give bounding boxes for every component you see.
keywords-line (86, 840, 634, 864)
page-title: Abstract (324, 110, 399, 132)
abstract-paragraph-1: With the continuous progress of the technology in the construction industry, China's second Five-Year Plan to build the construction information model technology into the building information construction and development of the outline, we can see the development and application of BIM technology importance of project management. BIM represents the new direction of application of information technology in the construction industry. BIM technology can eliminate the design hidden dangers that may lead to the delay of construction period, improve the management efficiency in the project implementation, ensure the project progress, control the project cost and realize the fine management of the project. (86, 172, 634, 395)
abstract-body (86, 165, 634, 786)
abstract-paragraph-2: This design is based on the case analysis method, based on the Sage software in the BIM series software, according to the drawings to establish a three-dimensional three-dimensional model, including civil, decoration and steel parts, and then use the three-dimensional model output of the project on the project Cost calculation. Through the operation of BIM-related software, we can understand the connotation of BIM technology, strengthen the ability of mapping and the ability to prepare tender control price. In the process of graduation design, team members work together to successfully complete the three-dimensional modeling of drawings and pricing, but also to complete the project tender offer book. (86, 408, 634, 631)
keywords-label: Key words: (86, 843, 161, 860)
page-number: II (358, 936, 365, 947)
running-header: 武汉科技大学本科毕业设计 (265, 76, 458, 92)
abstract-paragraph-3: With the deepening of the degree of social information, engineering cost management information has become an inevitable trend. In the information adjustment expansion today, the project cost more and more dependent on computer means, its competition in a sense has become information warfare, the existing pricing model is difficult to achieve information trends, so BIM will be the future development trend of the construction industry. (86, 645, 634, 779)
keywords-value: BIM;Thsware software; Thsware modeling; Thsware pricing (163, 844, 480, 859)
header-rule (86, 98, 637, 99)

• [WORK TO COMPLETE]: Reproduce the entries above verbatim, from the first line through the line containing "page-title: Abstract (324, 110, 399, 132)", including both.

• [RESULT OF THE TASK]:
give bounding boxes for every component you see.
keywords-line (86, 840, 634, 864)
page-title: Abstract (324, 110, 399, 132)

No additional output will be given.